ABOUT YOGA2024-07-18T09:55:41+02:00

The word “yoga” comes from Sanskrit and goes back to the root word yuj.

The root word yuj means on the one hand “to bring two things together”, “to unite” and on the other “to focus the mind”. As can be seen from the first definition, yoga strives to integrate all aspects of the personality. This includes body, mind and soul. All these aspects are interrelated and interact with each other. Yoga attempts to create a harmonious balance between these aspects and to bring about a feeling of wholeness. Furthermore, yoga can be understood as a science of the mind, whose exercises are tools to clear, transform and change the mind.

“…true yoga was always aimed at recognizing us as that which is eternal, infinite, and unchangeable.”
Gregor Maehle

The yoga practiced today differs from traditional yoga primarily in terms of the motivation of the practitioners. The original motive was of a mental and spiritual nature, which encompasses the pursuit of complete mental alertness, whereas today the interest in yoga is primarily focused on stress management, reducing ailments and promoting health.

Ashtanga Yoga

The eight-limbed yoga path according to Patanjali

Translated from Sanskrit, “ashta” means eight and “anga” means limb. Ashtanga yoga can therefore be understood as the eight-limbed yoga path. Ashtanga yoga was described by the Indian scholar Patanjali in the second part of the Yoga Sutras text. This text, based on 195 Sanskrit verses, is divided into four parts and can be understood as a guide to yoga. The 195 yoga sutras explain the central concepts and the methods to achieve the goal of yoga, the realization of the self by calming the mind.

“Yogas citta vritti nirodah.”

Sutra 1.2

Patanjali emphasizes two central concepts, which are the main means of achieving the goal of yoga: Abhyasa means regular yoga practice and Vairaghya implies the cultivation of inner detachment or detachment.

The eight limbs of Ashtanga yoga

The eight limbs of Ashtanga Yoga include Yama, Niyama, Asana, Pranayama, Pratyahara, Dharana, Dhyana and Samadhi.

Yama is divided into five moral principles that indicate how individuals should interact with other people, living beings and the environment so that they can lead a fulfilled and harmonious life. These include: Ahimsa (non-violence), Satya (truthfulness), Asteya (non-stealing), Brahmacharya (moderation) and Aparigraha (non-possessiveness).

» **WHAT IS REQUIRED**: Which moral principles make up Yama in the yoga text, and what English meaning does it give for each? The data here has nothing to do with the yoga text.

» **DATASET CONTENT**:
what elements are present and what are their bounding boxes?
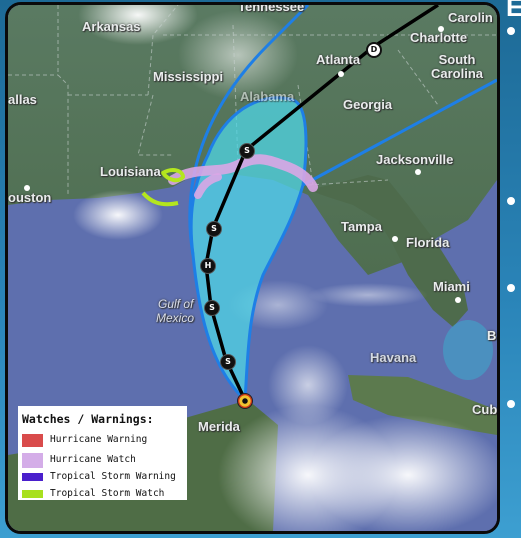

» **WRITTEN ANSWER**:
- Ahimsa (non-violence)
- Satya (truthfulness)
- Asteya (non-stealing)
- Brahmacharya (moderation)
- Aparigraha (non-possessiveness)